Exclude the pictures; give every entry again exactly as written.

++++ EXTRACTED MATERIAL ++++

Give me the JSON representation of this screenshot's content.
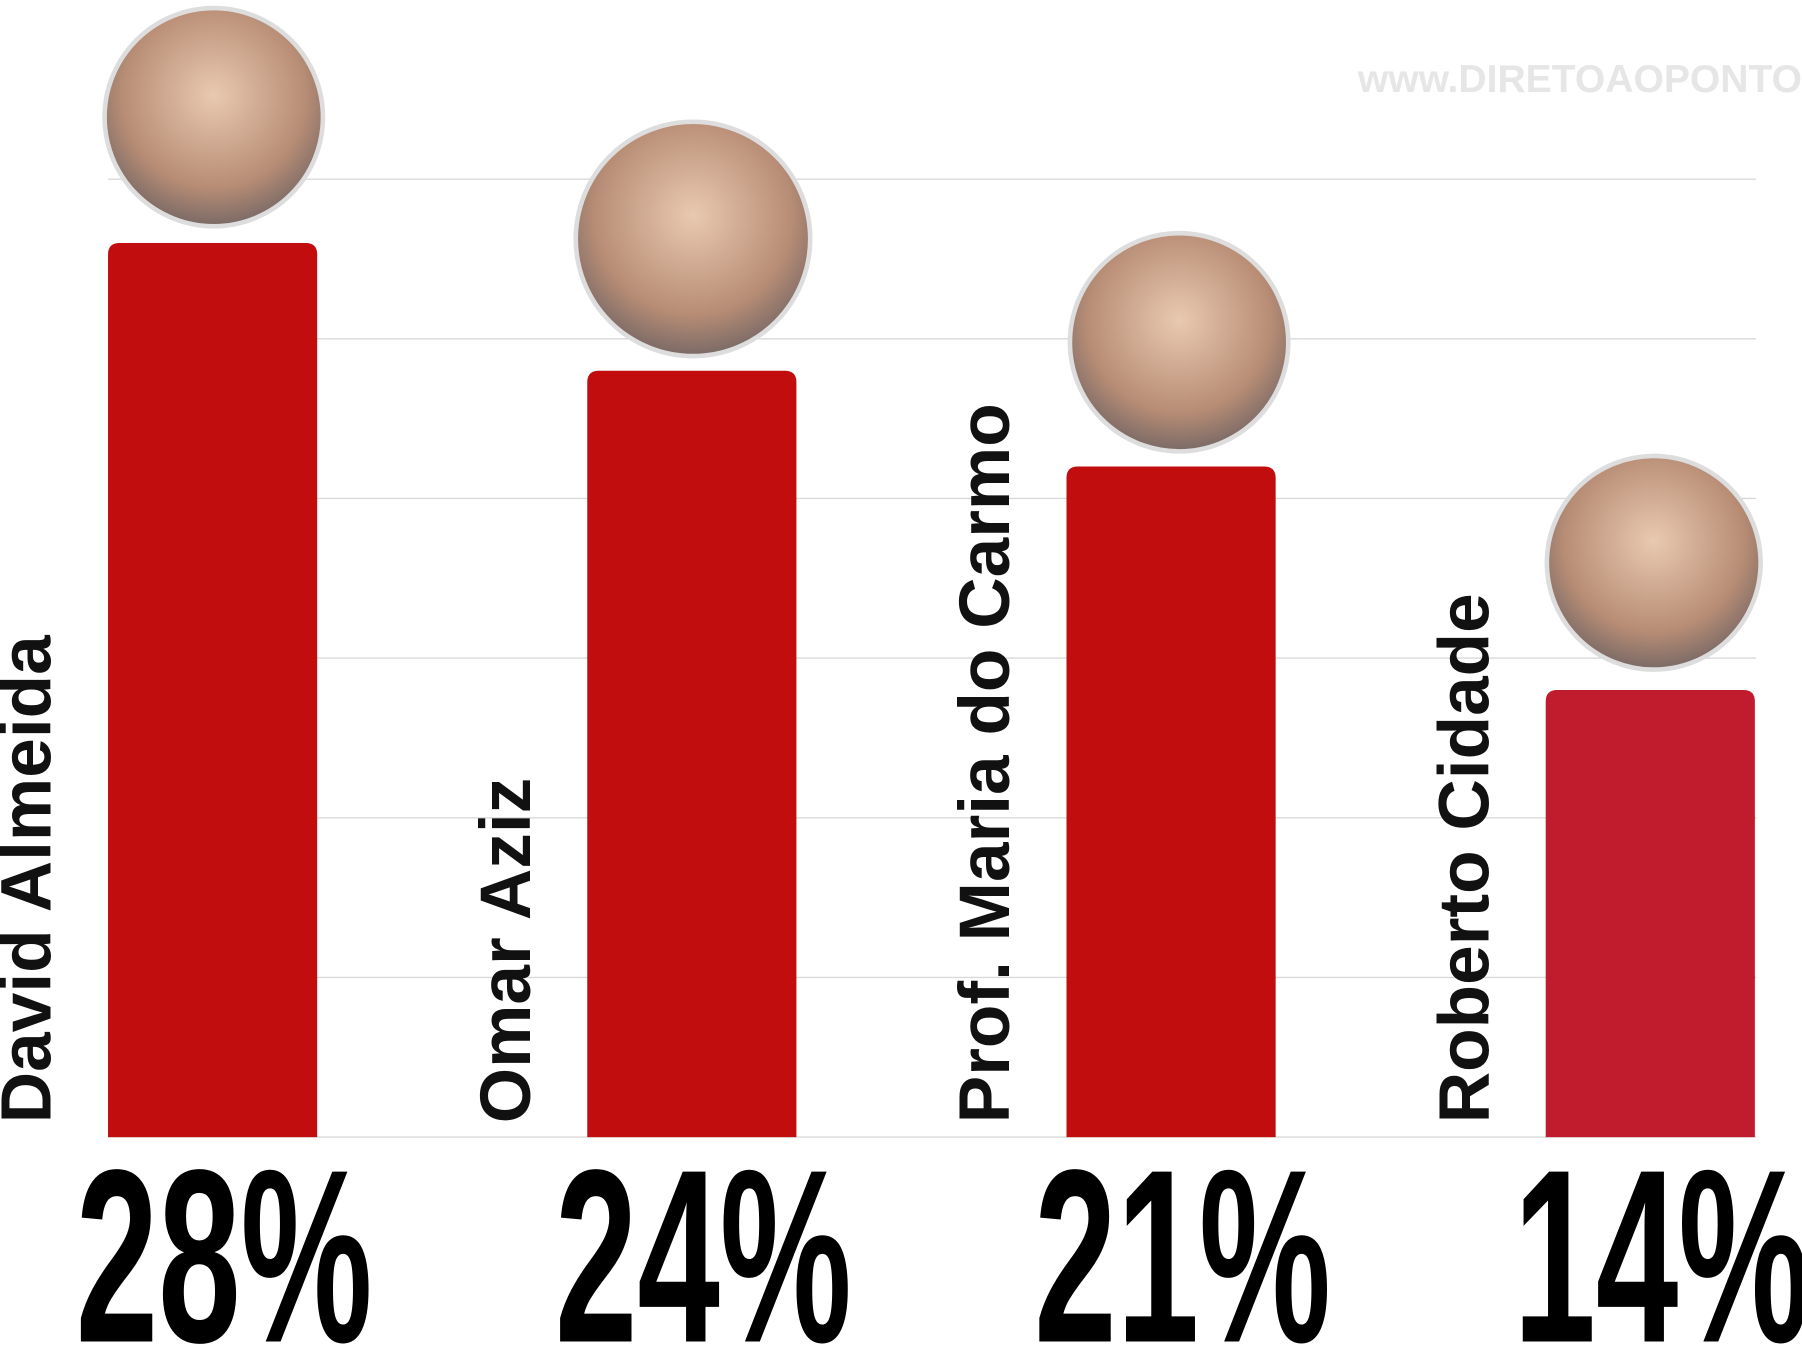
{
  "chart_data": {
    "type": "bar",
    "watermark": "www.DIRETOAOPONTO",
    "categories": [
      "David Almeida",
      "Omar Aziz",
      "Prof. Maria do Carmo",
      "Roberto Cidade"
    ],
    "values": [
      28,
      24,
      21,
      14
    ],
    "value_labels": [
      "28%",
      "24%",
      "21%",
      "14%"
    ],
    "colors": [
      "#c20d0e",
      "#c20d0e",
      "#c20d0e",
      "#c11c2d"
    ],
    "ylim": [
      0,
      30
    ],
    "yticks": [
      0,
      5,
      10,
      15,
      20,
      25,
      30
    ],
    "grid": true
  }
}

++++

• _SOLUTION_
Give me the JSON representation of this screenshot's content.
{
  "chart_data": {
    "type": "bar",
    "watermark": "www.DIRETOAOPONTO",
    "categories": [
      "David Almeida",
      "Omar Aziz",
      "Prof. Maria do Carmo",
      "Roberto Cidade"
    ],
    "values": [
      28,
      24,
      21,
      14
    ],
    "value_labels": [
      "28%",
      "24%",
      "21%",
      "14%"
    ],
    "colors": [
      "#c20d0e",
      "#c20d0e",
      "#c20d0e",
      "#c11c2d"
    ],
    "ylim": [
      0,
      30
    ],
    "yticks": [
      0,
      5,
      10,
      15,
      20,
      25,
      30
    ],
    "grid": true
  }
}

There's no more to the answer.